GIVEN TASK
Write the data out again in full, with no departure from the original.

PROVIDED DATA
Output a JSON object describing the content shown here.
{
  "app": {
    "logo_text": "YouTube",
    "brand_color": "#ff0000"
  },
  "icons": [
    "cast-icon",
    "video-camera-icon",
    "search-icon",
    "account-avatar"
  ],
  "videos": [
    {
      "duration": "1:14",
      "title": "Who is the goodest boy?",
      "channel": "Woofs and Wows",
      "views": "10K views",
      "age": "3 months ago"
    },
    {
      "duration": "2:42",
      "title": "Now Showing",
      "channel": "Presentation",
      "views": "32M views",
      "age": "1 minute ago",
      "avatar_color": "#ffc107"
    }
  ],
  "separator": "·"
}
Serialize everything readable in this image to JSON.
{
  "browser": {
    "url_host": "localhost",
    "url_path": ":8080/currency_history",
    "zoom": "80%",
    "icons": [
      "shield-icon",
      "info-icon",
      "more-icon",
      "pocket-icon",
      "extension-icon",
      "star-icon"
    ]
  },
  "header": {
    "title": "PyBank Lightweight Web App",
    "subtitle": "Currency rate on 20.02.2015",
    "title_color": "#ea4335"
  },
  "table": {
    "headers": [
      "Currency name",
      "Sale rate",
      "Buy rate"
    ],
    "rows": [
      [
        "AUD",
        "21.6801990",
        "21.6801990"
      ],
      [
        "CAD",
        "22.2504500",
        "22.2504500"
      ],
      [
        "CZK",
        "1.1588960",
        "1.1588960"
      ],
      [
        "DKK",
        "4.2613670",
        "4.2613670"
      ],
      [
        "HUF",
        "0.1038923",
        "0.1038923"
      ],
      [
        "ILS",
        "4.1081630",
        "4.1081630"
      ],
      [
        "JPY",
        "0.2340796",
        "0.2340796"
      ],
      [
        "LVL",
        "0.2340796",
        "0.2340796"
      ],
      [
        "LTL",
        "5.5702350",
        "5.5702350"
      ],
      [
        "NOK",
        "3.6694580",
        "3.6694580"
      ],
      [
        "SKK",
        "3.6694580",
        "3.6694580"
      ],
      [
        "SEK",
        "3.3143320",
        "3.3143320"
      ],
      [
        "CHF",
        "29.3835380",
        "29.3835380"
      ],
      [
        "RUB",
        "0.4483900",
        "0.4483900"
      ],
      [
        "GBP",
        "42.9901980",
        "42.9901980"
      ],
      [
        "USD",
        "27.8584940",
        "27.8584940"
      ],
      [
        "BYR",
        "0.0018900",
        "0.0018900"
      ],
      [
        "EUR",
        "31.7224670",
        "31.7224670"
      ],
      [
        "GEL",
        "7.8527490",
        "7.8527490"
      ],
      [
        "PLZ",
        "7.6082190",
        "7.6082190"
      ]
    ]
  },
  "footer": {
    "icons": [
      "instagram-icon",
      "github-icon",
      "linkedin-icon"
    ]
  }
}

WRITTEN RESPONSE
Output a JSON object describing the content shown here.
{
  "app": {
    "logo_text": "YouTube",
    "brand_color": "#ff0000"
  },
  "icons": [
    "cast-icon",
    "video-camera-icon",
    "search-icon",
    "account-avatar"
  ],
  "videos": [
    {
      "duration": "1:14",
      "title": "Who is the goodest boy?",
      "channel": "Woofs and Wows",
      "views": "10K views",
      "age": "3 months ago"
    },
    {
      "duration": "2:42",
      "title": "Now Showing",
      "channel": "Presentation",
      "views": "32M views",
      "age": "1 minute ago",
      "avatar_color": "#ffc107"
    }
  ],
  "separator": "·"
}
Serialize everything readable in this image to JSON.
{
  "browser": {
    "url_host": "localhost",
    "url_path": ":8080/currency_history",
    "zoom": "80%",
    "icons": [
      "shield-icon",
      "info-icon",
      "more-icon",
      "pocket-icon",
      "extension-icon",
      "star-icon"
    ]
  },
  "header": {
    "title": "PyBank Lightweight Web App",
    "subtitle": "Currency rate on 20.02.2015",
    "title_color": "#ea4335"
  },
  "table": {
    "headers": [
      "Currency name",
      "Sale rate",
      "Buy rate"
    ],
    "rows": [
      [
        "AUD",
        "21.6801990",
        "21.6801990"
      ],
      [
        "CAD",
        "22.2504500",
        "22.2504500"
      ],
      [
        "CZK",
        "1.1588960",
        "1.1588960"
      ],
      [
        "DKK",
        "4.2613670",
        "4.2613670"
      ],
      [
        "HUF",
        "0.1038923",
        "0.1038923"
      ],
      [
        "ILS",
        "4.1081630",
        "4.1081630"
      ],
      [
        "JPY",
        "0.2340796",
        "0.2340796"
      ],
      [
        "LVL",
        "0.2340796",
        "0.2340796"
      ],
      [
        "LTL",
        "5.5702350",
        "5.5702350"
      ],
      [
        "NOK",
        "3.6694580",
        "3.6694580"
      ],
      [
        "SKK",
        "3.6694580",
        "3.6694580"
      ],
      [
        "SEK",
        "3.3143320",
        "3.3143320"
      ],
      [
        "CHF",
        "29.3835380",
        "29.3835380"
      ],
      [
        "RUB",
        "0.4483900",
        "0.4483900"
      ],
      [
        "GBP",
        "42.9901980",
        "42.9901980"
      ],
      [
        "USD",
        "27.8584940",
        "27.8584940"
      ],
      [
        "BYR",
        "0.0018900",
        "0.0018900"
      ],
      [
        "EUR",
        "31.7224670",
        "31.7224670"
      ],
      [
        "GEL",
        "7.8527490",
        "7.8527490"
      ],
      [
        "PLZ",
        "7.6082190",
        "7.6082190"
      ]
    ]
  },
  "footer": {
    "icons": [
      "instagram-icon",
      "github-icon",
      "linkedin-icon"
    ]
  }
}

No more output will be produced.